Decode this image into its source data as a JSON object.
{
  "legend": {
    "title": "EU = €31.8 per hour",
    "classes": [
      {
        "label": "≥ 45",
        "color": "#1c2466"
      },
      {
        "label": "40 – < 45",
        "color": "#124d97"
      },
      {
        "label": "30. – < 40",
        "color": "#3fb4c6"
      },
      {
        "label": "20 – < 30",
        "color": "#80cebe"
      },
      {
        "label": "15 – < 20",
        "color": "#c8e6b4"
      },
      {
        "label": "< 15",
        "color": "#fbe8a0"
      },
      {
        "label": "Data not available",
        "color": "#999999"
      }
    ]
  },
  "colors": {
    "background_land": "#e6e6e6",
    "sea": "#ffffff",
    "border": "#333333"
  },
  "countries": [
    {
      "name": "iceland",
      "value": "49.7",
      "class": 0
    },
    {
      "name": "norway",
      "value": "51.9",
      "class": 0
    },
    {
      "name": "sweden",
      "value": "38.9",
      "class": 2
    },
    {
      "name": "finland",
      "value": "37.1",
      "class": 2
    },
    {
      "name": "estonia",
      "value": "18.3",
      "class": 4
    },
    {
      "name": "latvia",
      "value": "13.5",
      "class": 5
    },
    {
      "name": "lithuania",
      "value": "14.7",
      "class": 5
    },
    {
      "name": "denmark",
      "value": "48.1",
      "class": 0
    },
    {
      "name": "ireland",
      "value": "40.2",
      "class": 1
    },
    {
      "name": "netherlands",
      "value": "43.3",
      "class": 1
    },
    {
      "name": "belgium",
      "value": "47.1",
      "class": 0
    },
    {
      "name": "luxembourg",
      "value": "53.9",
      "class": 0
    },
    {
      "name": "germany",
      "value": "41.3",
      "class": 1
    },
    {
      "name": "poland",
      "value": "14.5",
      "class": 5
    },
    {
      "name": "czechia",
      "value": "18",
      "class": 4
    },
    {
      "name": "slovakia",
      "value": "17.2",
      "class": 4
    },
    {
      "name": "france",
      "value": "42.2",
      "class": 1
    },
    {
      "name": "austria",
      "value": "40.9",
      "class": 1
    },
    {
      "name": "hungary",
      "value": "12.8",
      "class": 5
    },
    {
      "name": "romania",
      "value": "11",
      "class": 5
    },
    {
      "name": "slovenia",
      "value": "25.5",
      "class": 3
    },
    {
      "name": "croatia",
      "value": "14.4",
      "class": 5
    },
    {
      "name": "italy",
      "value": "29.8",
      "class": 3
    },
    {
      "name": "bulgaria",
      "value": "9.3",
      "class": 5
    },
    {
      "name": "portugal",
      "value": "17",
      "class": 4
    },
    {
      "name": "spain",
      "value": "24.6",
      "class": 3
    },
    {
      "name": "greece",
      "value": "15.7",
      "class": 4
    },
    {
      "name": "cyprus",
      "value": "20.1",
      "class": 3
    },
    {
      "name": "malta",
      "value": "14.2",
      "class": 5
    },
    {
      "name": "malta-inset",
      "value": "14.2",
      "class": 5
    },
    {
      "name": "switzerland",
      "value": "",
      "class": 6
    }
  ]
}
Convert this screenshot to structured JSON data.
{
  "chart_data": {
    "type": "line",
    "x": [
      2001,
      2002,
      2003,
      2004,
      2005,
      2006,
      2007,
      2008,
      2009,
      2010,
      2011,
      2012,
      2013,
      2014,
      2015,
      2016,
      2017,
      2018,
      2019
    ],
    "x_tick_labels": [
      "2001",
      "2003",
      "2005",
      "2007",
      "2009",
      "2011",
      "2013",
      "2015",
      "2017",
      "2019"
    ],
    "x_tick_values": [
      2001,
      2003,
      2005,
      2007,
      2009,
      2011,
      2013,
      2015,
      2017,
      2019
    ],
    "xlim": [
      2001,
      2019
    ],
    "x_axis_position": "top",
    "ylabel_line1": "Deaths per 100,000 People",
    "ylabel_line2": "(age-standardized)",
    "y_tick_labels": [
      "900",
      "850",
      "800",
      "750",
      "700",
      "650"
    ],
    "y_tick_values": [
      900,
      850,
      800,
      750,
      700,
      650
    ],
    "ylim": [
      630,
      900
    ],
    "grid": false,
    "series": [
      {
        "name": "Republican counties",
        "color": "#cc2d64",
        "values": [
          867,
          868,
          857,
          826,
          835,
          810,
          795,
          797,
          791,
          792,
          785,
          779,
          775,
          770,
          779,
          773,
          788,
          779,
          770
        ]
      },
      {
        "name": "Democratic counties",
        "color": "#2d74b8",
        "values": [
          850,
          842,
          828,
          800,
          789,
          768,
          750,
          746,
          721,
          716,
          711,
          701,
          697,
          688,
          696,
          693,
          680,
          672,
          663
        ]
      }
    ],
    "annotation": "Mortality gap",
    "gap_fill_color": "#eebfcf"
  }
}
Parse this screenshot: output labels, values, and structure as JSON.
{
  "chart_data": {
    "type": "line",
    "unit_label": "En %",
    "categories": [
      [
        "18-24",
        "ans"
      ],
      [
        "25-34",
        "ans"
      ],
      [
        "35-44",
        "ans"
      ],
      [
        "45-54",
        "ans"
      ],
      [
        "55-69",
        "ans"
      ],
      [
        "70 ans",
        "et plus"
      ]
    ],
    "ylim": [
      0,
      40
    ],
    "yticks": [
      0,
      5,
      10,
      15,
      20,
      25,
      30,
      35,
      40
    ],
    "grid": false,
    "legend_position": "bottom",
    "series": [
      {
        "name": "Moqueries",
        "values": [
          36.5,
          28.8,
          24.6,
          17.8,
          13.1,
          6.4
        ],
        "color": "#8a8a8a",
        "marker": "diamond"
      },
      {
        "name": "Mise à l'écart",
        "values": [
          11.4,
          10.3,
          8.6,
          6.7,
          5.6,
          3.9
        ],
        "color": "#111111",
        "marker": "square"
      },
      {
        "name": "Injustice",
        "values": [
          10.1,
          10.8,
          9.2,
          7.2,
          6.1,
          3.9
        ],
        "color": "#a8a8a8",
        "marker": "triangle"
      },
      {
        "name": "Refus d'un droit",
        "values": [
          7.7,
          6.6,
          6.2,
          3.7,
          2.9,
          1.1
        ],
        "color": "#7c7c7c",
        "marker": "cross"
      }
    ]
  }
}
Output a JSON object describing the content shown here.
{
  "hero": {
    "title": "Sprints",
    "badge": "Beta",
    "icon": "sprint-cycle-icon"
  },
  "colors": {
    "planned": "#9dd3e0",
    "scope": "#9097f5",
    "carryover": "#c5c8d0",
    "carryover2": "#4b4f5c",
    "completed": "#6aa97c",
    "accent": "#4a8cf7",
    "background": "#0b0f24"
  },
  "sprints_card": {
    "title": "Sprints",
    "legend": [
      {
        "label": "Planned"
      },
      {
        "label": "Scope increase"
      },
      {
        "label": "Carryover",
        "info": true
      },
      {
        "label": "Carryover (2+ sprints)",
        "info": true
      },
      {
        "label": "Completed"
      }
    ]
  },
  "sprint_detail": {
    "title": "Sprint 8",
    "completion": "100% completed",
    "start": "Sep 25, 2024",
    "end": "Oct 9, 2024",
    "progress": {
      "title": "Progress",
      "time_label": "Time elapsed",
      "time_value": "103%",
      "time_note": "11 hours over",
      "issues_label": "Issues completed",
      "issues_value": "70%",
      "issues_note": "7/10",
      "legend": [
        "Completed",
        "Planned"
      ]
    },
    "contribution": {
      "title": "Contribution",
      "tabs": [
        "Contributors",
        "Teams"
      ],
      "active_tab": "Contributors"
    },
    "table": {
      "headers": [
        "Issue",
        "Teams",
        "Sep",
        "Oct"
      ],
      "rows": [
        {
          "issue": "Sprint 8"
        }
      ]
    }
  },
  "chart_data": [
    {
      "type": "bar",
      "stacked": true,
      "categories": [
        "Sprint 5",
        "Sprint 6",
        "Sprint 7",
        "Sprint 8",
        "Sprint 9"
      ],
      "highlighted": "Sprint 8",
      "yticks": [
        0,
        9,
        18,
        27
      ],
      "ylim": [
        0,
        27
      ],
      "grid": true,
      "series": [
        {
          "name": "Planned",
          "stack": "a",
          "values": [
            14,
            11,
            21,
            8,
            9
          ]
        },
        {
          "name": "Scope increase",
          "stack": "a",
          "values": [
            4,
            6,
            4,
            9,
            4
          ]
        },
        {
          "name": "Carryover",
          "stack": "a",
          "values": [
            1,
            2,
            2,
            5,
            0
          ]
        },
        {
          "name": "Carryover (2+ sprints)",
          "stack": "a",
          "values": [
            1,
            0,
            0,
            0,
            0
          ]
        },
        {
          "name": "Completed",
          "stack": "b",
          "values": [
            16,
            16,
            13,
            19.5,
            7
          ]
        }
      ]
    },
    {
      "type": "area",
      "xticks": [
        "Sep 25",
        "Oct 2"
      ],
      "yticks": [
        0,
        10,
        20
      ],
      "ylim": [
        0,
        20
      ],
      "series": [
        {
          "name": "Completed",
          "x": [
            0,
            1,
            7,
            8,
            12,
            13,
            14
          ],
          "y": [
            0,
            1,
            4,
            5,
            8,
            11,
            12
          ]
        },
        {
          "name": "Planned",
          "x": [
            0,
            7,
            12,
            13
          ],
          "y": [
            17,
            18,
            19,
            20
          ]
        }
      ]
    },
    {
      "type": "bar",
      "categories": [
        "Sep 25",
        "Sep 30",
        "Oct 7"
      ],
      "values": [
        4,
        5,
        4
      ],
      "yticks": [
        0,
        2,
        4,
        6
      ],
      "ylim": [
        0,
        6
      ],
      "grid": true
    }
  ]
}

WHAT IS ASKED:
Gather up the lines containing the word "Contributors" from these records and copy them.

THE COMPLETED TASK:
        "Contributors",
      "active_tab": "Contributors"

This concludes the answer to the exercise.